→ **STATED PROBLEM**
From the entries below, copy every line that holds the word "color".

Stored data
----
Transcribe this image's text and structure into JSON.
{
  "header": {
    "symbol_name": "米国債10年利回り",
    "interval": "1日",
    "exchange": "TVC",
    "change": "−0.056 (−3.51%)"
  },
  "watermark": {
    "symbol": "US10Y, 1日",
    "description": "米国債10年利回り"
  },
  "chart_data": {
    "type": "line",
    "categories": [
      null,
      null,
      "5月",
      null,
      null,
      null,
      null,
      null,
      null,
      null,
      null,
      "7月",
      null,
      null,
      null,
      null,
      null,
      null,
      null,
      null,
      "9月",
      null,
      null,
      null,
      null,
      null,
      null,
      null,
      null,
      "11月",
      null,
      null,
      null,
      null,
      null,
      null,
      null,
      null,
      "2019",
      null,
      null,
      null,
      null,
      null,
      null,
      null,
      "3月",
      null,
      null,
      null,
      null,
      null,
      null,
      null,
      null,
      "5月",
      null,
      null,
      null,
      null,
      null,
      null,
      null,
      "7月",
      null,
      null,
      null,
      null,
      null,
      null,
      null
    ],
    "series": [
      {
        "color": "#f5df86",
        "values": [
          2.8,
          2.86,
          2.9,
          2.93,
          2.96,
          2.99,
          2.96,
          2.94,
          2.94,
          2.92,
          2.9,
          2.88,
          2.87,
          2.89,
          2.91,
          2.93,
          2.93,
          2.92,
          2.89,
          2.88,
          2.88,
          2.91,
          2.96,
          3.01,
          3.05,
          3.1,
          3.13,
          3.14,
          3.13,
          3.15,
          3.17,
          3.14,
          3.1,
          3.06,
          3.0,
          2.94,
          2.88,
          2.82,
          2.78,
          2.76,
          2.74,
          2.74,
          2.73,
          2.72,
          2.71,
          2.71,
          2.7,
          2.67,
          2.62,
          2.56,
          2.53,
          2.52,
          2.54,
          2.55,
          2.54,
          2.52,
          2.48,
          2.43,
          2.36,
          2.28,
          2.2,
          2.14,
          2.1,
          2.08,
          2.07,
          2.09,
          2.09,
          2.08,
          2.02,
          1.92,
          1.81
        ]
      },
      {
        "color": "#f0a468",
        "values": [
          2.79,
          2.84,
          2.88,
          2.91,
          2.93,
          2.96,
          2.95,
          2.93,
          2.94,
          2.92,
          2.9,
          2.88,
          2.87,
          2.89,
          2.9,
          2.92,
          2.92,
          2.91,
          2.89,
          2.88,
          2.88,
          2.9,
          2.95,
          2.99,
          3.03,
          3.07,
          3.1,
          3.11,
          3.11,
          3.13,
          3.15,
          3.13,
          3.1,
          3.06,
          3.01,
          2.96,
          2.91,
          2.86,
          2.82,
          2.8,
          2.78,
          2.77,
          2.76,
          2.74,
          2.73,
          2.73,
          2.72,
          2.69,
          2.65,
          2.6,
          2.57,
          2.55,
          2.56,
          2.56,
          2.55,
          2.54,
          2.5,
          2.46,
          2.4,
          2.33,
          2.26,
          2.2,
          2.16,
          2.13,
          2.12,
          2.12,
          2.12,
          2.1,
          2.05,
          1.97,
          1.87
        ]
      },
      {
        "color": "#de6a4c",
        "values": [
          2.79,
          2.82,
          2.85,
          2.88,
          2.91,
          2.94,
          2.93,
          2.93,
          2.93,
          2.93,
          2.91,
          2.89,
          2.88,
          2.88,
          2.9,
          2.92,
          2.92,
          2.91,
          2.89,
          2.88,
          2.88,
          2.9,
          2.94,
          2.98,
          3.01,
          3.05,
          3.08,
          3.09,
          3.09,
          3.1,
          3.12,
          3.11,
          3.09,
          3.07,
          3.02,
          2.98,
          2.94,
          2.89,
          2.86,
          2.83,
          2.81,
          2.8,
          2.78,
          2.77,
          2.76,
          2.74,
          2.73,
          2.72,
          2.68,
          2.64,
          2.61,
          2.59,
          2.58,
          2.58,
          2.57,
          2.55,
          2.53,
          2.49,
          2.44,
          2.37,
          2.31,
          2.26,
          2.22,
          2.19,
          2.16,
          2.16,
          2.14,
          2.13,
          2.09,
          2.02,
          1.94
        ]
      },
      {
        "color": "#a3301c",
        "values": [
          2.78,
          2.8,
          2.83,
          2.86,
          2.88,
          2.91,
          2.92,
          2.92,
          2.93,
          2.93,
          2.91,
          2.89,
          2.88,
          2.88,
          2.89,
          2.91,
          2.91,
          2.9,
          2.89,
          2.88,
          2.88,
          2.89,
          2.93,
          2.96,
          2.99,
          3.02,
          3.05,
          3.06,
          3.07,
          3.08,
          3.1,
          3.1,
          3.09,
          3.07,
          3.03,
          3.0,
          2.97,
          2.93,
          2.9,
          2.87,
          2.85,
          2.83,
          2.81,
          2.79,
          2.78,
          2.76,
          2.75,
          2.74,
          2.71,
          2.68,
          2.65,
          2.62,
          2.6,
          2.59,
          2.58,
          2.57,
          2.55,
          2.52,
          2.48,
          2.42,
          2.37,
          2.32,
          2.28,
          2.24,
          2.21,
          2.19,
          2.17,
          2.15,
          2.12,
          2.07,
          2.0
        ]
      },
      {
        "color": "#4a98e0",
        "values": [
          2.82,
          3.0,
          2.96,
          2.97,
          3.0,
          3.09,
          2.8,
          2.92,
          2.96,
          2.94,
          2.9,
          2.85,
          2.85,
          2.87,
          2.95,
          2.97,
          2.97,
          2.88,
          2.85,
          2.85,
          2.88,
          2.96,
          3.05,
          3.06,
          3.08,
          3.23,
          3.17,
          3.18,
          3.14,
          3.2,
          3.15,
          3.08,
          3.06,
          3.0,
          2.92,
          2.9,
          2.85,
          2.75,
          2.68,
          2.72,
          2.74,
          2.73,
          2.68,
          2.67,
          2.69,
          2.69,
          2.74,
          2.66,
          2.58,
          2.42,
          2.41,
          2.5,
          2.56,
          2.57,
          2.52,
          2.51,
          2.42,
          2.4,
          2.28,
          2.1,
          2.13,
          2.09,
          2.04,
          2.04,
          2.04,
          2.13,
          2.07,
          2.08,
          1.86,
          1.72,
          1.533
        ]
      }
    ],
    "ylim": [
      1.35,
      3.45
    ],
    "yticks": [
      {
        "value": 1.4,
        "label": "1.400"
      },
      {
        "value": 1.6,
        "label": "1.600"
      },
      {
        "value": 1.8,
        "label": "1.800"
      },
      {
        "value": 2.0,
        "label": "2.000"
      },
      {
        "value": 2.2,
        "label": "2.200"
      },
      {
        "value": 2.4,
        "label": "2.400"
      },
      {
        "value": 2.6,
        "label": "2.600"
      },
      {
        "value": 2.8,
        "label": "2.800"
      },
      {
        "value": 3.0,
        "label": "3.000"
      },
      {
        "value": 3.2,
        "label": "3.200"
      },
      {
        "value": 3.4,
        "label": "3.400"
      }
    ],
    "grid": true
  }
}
----
→ **COMPLETE ANSWER**
        "color": "#f5df86",
        "color": "#f0a468",
        "color": "#de6a4c",
        "color": "#a3301c",
        "color": "#4a98e0",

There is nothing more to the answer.